• _Records to process_:
________________________

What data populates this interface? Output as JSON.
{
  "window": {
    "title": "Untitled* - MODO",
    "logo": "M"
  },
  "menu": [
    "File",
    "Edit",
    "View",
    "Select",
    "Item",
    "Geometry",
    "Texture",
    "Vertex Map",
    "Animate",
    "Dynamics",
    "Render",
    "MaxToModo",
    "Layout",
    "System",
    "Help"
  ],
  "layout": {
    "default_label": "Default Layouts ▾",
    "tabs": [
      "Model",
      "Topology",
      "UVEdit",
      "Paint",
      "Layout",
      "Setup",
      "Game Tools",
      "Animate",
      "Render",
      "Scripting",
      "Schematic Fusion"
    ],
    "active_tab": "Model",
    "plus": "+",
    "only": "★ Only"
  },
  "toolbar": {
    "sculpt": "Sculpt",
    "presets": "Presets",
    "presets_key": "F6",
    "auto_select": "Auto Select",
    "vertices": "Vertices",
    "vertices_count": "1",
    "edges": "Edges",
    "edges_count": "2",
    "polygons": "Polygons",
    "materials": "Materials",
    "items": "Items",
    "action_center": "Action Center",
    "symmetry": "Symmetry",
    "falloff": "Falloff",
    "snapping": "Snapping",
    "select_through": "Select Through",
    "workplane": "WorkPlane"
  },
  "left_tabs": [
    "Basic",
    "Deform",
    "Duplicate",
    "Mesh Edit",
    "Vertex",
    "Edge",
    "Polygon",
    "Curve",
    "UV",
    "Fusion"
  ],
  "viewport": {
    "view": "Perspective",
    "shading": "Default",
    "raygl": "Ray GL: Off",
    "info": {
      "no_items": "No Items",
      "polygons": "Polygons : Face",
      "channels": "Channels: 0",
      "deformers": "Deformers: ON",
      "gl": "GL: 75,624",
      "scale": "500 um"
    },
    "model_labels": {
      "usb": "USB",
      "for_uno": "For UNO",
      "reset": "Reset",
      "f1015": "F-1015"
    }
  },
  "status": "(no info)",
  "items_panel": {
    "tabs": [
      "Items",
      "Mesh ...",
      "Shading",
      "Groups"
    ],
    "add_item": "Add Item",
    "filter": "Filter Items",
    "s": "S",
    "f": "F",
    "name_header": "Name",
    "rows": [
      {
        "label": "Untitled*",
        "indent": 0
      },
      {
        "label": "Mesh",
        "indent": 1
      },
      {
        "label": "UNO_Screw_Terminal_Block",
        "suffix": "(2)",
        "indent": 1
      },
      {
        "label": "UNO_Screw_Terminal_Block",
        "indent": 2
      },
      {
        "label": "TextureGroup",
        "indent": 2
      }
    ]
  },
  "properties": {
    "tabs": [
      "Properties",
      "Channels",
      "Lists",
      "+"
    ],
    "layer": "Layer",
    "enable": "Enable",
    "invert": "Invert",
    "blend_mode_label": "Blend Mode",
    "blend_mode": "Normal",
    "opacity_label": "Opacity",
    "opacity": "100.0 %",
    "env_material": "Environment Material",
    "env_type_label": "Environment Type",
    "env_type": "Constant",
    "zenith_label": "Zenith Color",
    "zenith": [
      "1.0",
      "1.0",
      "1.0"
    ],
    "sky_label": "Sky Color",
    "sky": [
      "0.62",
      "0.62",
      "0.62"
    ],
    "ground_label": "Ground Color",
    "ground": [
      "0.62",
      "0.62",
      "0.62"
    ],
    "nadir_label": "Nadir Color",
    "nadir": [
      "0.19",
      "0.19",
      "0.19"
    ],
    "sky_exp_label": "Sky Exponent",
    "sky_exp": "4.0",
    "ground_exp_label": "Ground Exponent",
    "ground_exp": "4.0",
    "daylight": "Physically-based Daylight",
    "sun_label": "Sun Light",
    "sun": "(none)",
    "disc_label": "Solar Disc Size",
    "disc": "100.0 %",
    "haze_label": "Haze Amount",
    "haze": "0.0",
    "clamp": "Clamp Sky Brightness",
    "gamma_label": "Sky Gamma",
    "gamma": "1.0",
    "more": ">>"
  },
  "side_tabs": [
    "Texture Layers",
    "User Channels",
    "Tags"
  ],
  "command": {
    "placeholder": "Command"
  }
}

________________________

• _What to produce_: Copy down the material exactly as written.

• _Exercise result_:
What data populates this interface? Output as JSON.
{
  "window": {
    "title": "Untitled* - MODO",
    "logo": "M"
  },
  "menu": [
    "File",
    "Edit",
    "View",
    "Select",
    "Item",
    "Geometry",
    "Texture",
    "Vertex Map",
    "Animate",
    "Dynamics",
    "Render",
    "MaxToModo",
    "Layout",
    "System",
    "Help"
  ],
  "layout": {
    "default_label": "Default Layouts ▾",
    "tabs": [
      "Model",
      "Topology",
      "UVEdit",
      "Paint",
      "Layout",
      "Setup",
      "Game Tools",
      "Animate",
      "Render",
      "Scripting",
      "Schematic Fusion"
    ],
    "active_tab": "Model",
    "plus": "+",
    "only": "★ Only"
  },
  "toolbar": {
    "sculpt": "Sculpt",
    "presets": "Presets",
    "presets_key": "F6",
    "auto_select": "Auto Select",
    "vertices": "Vertices",
    "vertices_count": "1",
    "edges": "Edges",
    "edges_count": "2",
    "polygons": "Polygons",
    "materials": "Materials",
    "items": "Items",
    "action_center": "Action Center",
    "symmetry": "Symmetry",
    "falloff": "Falloff",
    "snapping": "Snapping",
    "select_through": "Select Through",
    "workplane": "WorkPlane"
  },
  "left_tabs": [
    "Basic",
    "Deform",
    "Duplicate",
    "Mesh Edit",
    "Vertex",
    "Edge",
    "Polygon",
    "Curve",
    "UV",
    "Fusion"
  ],
  "viewport": {
    "view": "Perspective",
    "shading": "Default",
    "raygl": "Ray GL: Off",
    "info": {
      "no_items": "No Items",
      "polygons": "Polygons : Face",
      "channels": "Channels: 0",
      "deformers": "Deformers: ON",
      "gl": "GL: 75,624",
      "scale": "500 um"
    },
    "model_labels": {
      "usb": "USB",
      "for_uno": "For UNO",
      "reset": "Reset",
      "f1015": "F-1015"
    }
  },
  "status": "(no info)",
  "items_panel": {
    "tabs": [
      "Items",
      "Mesh ...",
      "Shading",
      "Groups"
    ],
    "add_item": "Add Item",
    "filter": "Filter Items",
    "s": "S",
    "f": "F",
    "name_header": "Name",
    "rows": [
      {
        "label": "Untitled*",
        "indent": 0
      },
      {
        "label": "Mesh",
        "indent": 1
      },
      {
        "label": "UNO_Screw_Terminal_Block",
        "suffix": "(2)",
        "indent": 1
      },
      {
        "label": "UNO_Screw_Terminal_Block",
        "indent": 2
      },
      {
        "label": "TextureGroup",
        "indent": 2
      }
    ]
  },
  "properties": {
    "tabs": [
      "Properties",
      "Channels",
      "Lists",
      "+"
    ],
    "layer": "Layer",
    "enable": "Enable",
    "invert": "Invert",
    "blend_mode_label": "Blend Mode",
    "blend_mode": "Normal",
    "opacity_label": "Opacity",
    "opacity": "100.0 %",
    "env_material": "Environment Material",
    "env_type_label": "Environment Type",
    "env_type": "Constant",
    "zenith_label": "Zenith Color",
    "zenith": [
      "1.0",
      "1.0",
      "1.0"
    ],
    "sky_label": "Sky Color",
    "sky": [
      "0.62",
      "0.62",
      "0.62"
    ],
    "ground_label": "Ground Color",
    "ground": [
      "0.62",
      "0.62",
      "0.62"
    ],
    "nadir_label": "Nadir Color",
    "nadir": [
      "0.19",
      "0.19",
      "0.19"
    ],
    "sky_exp_label": "Sky Exponent",
    "sky_exp": "4.0",
    "ground_exp_label": "Ground Exponent",
    "ground_exp": "4.0",
    "daylight": "Physically-based Daylight",
    "sun_label": "Sun Light",
    "sun": "(none)",
    "disc_label": "Solar Disc Size",
    "disc": "100.0 %",
    "haze_label": "Haze Amount",
    "haze": "0.0",
    "clamp": "Clamp Sky Brightness",
    "gamma_label": "Sky Gamma",
    "gamma": "1.0",
    "more": ">>"
  },
  "side_tabs": [
    "Texture Layers",
    "User Channels",
    "Tags"
  ],
  "command": {
    "placeholder": "Command"
  }
}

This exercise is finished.